Can you output the material exactly as written, minus any pictures it holds?

####################

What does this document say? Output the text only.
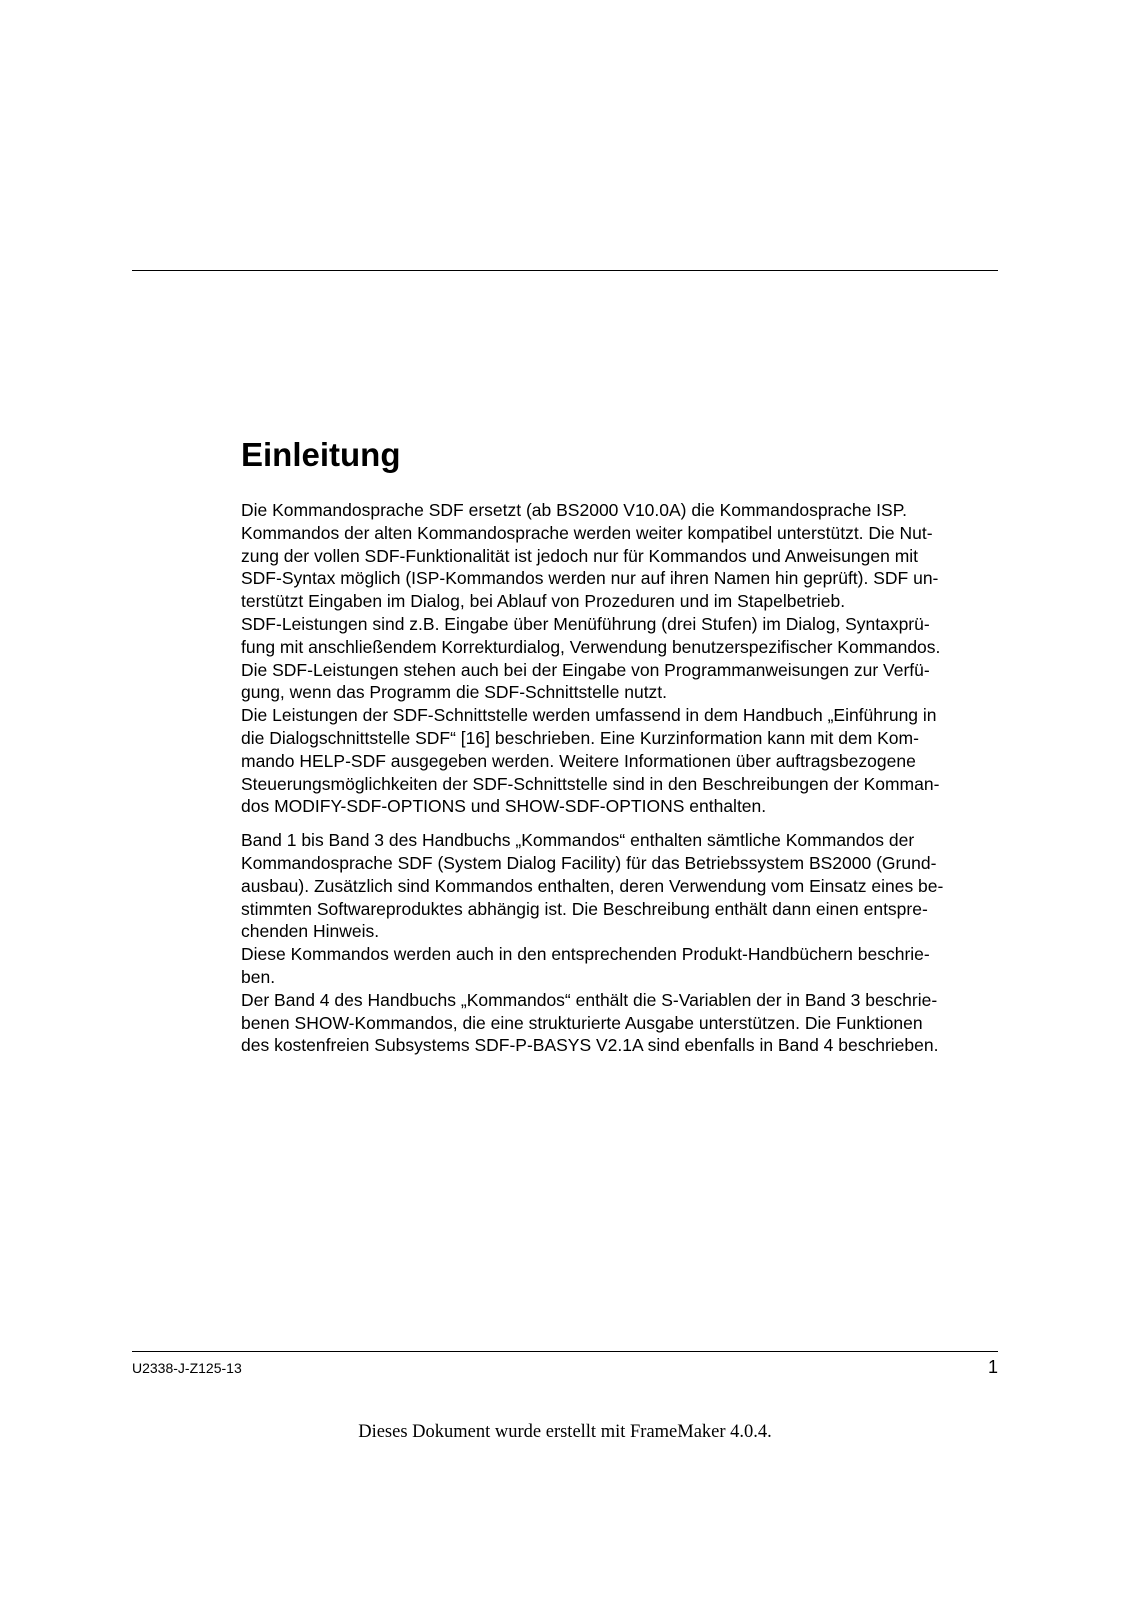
Einleitung

Die Kommandosprache SDF ersetzt (ab BS2000 V10.0A) die Kommandosprache ISP.
Kommandos der alten Kommandosprache werden weiter kompatibel unterstützt. Die Nut-
zung der vollen SDF-Funktionalität ist jedoch nur für Kommandos und Anweisungen mit
SDF-Syntax möglich (ISP-Kommandos werden nur auf ihren Namen hin geprüft). SDF un-
terstützt Eingaben im Dialog, bei Ablauf von Prozeduren und im Stapelbetrieb.
SDF-Leistungen sind z.B. Eingabe über Menüführung (drei Stufen) im Dialog, Syntaxprü-
fung mit anschließendem Korrekturdialog, Verwendung benutzerspezifischer Kommandos.
Die SDF-Leistungen stehen auch bei der Eingabe von Programmanweisungen zur Verfü-
gung, wenn das Programm die SDF-Schnittstelle nutzt.
Die Leistungen der SDF-Schnittstelle werden umfassend in dem Handbuch „Einführung in
die Dialogschnittstelle SDF“ [16] beschrieben. Eine Kurzinformation kann mit dem Kom-
mando HELP-SDF ausgegeben werden. Weitere Informationen über auftragsbezogene
Steuerungsmöglichkeiten der SDF-Schnittstelle sind in den Beschreibungen der Komman-
dos MODIFY-SDF-OPTIONS und SHOW-SDF-OPTIONS enthalten.

Band 1 bis Band 3 des Handbuchs „Kommandos“ enthalten sämtliche Kommandos der
Kommandosprache SDF (System Dialog Facility) für das Betriebssystem BS2000 (Grund-
ausbau). Zusätzlich sind Kommandos enthalten, deren Verwendung vom Einsatz eines be-
stimmten Softwareproduktes abhängig ist. Die Beschreibung enthält dann einen entspre-
chenden Hinweis.
Diese Kommandos werden auch in den entsprechenden Produkt-Handbüchern beschrie-
ben.
Der Band 4 des Handbuchs „Kommandos“ enthält die S-Variablen der in Band 3 beschrie-
benen SHOW-Kommandos, die eine strukturierte Ausgabe unterstützen. Die Funktionen
des kostenfreien Subsystems SDF-P-BASYS V2.1A sind ebenfalls in Band 4 beschrieben.

U2338-J-Z125-13	1
Dieses Dokument wurde erstellt mit FrameMaker 4.0.4.
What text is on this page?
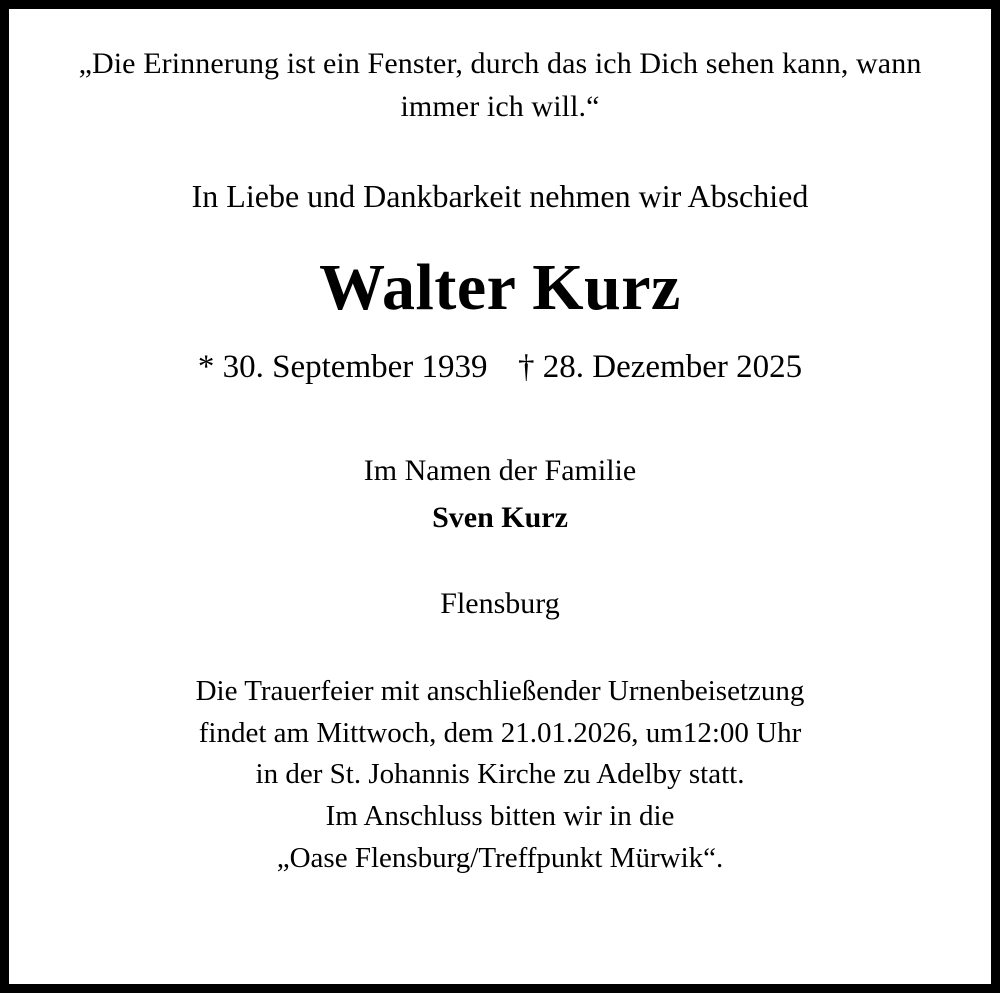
„Die Erinnerung ist ein Fenster, durch das ich Dich sehen kann, wann immer ich will.“
In Liebe und Dankbarkeit nehmen wir Abschied
Walter Kurz
* 30. September 1939 † 28. Dezember 2025
Im Namen der Familie
Sven Kurz
Flensburg
Die Trauerfeier mit anschließender Urnenbeisetzung
findet am Mittwoch, dem 21.01.2026, um12:00 Uhr
in der St. Johannis Kirche zu Adelby statt.
Im Anschluss bitten wir in die
„Oase Flensburg/Treffpunkt Mürwik“.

####################

Completed task:
What does this document say? Output the text only.
Einleitung

Die Kommandosprache SDF ersetzt (ab BS2000 V10.0A) die Kommandosprache ISP.
Kommandos der alten Kommandosprache werden weiter kompatibel unterstützt. Die Nut-
zung der vollen SDF-Funktionalität ist jedoch nur für Kommandos und Anweisungen mit
SDF-Syntax möglich (ISP-Kommandos werden nur auf ihren Namen hin geprüft). SDF un-
terstützt Eingaben im Dialog, bei Ablauf von Prozeduren und im Stapelbetrieb.
SDF-Leistungen sind z.B. Eingabe über Menüführung (drei Stufen) im Dialog, Syntaxprü-
fung mit anschließendem Korrekturdialog, Verwendung benutzerspezifischer Kommandos.
Die SDF-Leistungen stehen auch bei der Eingabe von Programmanweisungen zur Verfü-
gung, wenn das Programm die SDF-Schnittstelle nutzt.
Die Leistungen der SDF-Schnittstelle werden umfassend in dem Handbuch „Einführung in
die Dialogschnittstelle SDF“ [16] beschrieben. Eine Kurzinformation kann mit dem Kom-
mando HELP-SDF ausgegeben werden. Weitere Informationen über auftragsbezogene
Steuerungsmöglichkeiten der SDF-Schnittstelle sind in den Beschreibungen der Komman-
dos MODIFY-SDF-OPTIONS und SHOW-SDF-OPTIONS enthalten.

Band 1 bis Band 3 des Handbuchs „Kommandos“ enthalten sämtliche Kommandos der
Kommandosprache SDF (System Dialog Facility) für das Betriebssystem BS2000 (Grund-
ausbau). Zusätzlich sind Kommandos enthalten, deren Verwendung vom Einsatz eines be-
stimmten Softwareproduktes abhängig ist. Die Beschreibung enthält dann einen entspre-
chenden Hinweis.
Diese Kommandos werden auch in den entsprechenden Produkt-Handbüchern beschrie-
ben.
Der Band 4 des Handbuchs „Kommandos“ enthält die S-Variablen der in Band 3 beschrie-
benen SHOW-Kommandos, die eine strukturierte Ausgabe unterstützen. Die Funktionen
des kostenfreien Subsystems SDF-P-BASYS V2.1A sind ebenfalls in Band 4 beschrieben.

U2338-J-Z125-13	1
Dieses Dokument wurde erstellt mit FrameMaker 4.0.4.
What text is on this page?
„Die Erinnerung ist ein Fenster, durch das ich Dich sehen kann, wann immer ich will.“
In Liebe und Dankbarkeit nehmen wir Abschied
Walter Kurz
* 30. September 1939 † 28. Dezember 2025
Im Namen der Familie
Sven Kurz
Flensburg
Die Trauerfeier mit anschließender Urnenbeisetzung
findet am Mittwoch, dem 21.01.2026, um12:00 Uhr
in der St. Johannis Kirche zu Adelby statt.
Im Anschluss bitten wir in die
„Oase Flensburg/Treffpunkt Mürwik“.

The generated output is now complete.